+++ Provided data
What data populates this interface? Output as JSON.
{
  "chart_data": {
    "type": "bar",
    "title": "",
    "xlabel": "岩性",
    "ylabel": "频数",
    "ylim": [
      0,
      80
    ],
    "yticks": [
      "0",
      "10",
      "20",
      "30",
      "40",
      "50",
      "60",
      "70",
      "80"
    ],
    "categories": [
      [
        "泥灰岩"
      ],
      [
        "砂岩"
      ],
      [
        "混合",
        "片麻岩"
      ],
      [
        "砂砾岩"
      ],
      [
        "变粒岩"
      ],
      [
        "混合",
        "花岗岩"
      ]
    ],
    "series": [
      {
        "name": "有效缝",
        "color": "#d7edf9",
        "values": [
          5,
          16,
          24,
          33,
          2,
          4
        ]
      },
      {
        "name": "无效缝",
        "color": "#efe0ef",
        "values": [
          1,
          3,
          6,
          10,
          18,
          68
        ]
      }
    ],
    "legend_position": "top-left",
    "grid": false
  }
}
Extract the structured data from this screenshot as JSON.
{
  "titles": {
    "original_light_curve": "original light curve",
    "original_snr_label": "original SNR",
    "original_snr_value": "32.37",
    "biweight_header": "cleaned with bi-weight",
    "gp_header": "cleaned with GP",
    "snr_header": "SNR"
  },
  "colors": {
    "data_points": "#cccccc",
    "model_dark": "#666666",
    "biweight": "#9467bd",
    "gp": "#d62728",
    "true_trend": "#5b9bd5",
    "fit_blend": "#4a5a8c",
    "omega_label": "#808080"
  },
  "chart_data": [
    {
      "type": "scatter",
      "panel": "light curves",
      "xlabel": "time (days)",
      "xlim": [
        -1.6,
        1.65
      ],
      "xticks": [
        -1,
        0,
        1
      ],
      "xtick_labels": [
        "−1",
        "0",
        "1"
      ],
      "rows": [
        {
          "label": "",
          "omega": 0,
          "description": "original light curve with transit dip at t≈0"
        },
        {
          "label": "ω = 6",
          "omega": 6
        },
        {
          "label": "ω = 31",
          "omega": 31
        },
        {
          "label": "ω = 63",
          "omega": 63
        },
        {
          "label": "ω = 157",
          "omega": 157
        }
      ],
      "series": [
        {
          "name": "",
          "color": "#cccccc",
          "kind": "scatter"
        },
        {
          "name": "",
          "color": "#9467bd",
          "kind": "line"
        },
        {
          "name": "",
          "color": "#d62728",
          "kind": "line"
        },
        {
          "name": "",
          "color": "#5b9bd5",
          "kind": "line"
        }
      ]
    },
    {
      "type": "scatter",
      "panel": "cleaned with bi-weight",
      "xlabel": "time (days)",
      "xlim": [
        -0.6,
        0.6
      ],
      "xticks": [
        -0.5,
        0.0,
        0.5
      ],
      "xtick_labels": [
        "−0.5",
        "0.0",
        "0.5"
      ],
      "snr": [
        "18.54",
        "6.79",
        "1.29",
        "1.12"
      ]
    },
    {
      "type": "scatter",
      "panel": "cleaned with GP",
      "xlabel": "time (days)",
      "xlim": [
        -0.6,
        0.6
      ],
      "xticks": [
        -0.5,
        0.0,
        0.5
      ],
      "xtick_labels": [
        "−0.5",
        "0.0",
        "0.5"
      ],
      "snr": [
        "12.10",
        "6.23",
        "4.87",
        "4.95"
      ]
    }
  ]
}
++++++
▶ **Stated problem**: Work out how many lines in the records above contain the word "panel", and give only that number.

▶ **Solution to this task**: 3